INSTRUCTIONS FOR THE TASK - Extract each line from the entries below that has the string "xlabel" in it.

═════ MATERIALS PROVIDED ═════

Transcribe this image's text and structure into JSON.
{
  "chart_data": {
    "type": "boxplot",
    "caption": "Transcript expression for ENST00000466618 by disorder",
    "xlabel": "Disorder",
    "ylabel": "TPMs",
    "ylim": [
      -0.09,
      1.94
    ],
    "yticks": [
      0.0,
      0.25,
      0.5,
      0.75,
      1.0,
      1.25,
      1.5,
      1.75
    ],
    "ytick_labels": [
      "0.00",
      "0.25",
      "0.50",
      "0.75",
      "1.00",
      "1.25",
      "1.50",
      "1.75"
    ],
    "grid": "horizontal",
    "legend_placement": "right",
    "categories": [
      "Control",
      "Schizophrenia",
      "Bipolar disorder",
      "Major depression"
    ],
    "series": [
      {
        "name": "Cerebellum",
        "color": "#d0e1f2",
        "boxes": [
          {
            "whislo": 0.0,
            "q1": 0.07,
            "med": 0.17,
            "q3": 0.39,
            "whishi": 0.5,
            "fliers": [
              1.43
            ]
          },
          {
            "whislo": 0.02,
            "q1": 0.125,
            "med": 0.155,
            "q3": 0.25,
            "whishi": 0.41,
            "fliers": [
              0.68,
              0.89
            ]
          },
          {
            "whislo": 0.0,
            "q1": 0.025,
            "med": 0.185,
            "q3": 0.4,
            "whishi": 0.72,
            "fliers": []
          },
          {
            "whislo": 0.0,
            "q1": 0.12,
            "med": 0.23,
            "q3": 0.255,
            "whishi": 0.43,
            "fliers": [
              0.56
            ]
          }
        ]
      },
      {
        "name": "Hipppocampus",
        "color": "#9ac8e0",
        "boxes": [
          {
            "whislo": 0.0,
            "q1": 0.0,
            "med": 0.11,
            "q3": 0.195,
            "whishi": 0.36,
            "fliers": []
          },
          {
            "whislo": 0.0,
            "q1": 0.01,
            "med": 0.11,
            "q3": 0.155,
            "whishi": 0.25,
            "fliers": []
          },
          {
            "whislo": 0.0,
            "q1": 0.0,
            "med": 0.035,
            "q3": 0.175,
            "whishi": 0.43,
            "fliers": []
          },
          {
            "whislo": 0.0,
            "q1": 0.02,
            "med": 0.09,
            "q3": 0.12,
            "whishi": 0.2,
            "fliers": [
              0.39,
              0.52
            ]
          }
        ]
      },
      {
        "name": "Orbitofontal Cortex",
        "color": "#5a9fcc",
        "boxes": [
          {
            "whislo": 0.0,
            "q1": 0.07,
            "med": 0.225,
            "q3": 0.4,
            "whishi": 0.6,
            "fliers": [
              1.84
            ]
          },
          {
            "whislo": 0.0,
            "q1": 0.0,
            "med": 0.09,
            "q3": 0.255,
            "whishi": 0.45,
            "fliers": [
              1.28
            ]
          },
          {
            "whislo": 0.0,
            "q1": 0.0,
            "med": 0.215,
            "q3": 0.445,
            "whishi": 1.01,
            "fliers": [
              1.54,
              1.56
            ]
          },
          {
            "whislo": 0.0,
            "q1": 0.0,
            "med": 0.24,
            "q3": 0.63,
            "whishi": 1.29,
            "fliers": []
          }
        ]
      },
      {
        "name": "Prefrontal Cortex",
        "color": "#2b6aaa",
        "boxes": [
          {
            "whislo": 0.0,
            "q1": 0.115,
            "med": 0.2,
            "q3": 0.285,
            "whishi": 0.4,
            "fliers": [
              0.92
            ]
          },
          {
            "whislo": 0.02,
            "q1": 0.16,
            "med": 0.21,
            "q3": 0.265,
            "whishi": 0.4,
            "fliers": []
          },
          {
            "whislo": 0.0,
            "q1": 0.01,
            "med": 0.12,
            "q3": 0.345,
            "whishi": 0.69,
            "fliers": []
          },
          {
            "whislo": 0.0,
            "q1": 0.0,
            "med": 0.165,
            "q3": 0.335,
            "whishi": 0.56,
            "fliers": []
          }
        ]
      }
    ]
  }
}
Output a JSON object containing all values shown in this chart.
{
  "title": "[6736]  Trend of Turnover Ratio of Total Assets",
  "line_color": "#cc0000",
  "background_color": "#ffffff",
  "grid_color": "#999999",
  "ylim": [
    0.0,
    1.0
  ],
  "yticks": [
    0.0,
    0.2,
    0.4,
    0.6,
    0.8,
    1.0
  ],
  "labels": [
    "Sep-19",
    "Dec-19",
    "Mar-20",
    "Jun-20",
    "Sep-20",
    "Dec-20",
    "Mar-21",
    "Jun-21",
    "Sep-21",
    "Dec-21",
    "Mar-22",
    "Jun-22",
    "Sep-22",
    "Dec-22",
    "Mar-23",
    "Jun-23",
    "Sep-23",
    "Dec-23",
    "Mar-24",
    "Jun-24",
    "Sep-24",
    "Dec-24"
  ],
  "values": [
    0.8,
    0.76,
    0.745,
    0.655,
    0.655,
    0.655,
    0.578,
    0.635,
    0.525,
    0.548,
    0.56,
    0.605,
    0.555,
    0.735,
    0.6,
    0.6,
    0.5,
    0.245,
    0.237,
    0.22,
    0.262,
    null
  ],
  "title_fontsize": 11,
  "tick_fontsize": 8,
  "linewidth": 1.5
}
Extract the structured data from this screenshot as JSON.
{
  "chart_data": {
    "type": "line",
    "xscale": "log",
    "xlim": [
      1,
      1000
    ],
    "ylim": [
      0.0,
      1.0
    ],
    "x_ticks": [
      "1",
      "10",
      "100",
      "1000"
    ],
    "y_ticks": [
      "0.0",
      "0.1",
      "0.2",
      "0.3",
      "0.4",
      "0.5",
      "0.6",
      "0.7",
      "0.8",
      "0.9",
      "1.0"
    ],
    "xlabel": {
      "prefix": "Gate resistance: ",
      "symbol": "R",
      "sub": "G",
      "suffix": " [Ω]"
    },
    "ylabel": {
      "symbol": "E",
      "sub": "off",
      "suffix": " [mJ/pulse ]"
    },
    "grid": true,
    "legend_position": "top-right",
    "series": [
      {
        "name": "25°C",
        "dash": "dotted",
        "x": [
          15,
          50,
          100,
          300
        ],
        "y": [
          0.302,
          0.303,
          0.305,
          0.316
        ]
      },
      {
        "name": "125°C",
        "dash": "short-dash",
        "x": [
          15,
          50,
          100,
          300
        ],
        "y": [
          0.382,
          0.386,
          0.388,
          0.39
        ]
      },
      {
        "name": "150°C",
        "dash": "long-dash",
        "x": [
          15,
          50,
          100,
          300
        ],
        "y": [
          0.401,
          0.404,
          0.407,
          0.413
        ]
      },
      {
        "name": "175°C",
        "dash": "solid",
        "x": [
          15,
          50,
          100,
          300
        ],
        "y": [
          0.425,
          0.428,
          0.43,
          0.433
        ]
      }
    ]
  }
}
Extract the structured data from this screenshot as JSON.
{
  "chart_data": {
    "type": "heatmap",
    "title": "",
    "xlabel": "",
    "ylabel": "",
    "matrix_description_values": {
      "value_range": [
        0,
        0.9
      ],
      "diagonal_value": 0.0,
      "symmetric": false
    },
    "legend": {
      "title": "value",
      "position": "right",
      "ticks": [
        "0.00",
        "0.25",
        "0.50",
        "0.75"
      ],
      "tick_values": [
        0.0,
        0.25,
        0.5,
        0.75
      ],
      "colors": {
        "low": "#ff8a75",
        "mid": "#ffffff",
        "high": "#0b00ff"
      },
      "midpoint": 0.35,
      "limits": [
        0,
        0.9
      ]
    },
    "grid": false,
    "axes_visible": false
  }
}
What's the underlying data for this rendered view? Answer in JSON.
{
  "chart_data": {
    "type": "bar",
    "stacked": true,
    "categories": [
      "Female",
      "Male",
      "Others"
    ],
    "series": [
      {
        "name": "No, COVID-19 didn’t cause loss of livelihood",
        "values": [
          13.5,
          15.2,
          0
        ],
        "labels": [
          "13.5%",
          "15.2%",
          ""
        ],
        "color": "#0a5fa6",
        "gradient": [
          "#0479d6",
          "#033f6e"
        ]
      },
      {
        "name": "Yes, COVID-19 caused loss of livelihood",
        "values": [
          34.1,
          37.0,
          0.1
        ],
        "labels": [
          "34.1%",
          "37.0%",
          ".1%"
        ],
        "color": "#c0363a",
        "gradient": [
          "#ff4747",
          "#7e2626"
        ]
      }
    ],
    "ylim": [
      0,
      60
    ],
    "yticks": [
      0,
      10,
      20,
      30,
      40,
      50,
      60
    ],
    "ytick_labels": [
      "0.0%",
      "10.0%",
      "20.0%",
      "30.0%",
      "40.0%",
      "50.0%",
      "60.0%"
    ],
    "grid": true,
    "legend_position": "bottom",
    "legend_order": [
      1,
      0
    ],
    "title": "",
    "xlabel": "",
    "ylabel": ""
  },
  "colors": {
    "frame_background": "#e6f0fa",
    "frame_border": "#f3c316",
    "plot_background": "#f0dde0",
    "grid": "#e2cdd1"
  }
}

═════

OUTPUT OF THE TASK -
    "xlabel": "Disorder",
    "xlabel": {
    "xlabel": "",
    "xlabel": "",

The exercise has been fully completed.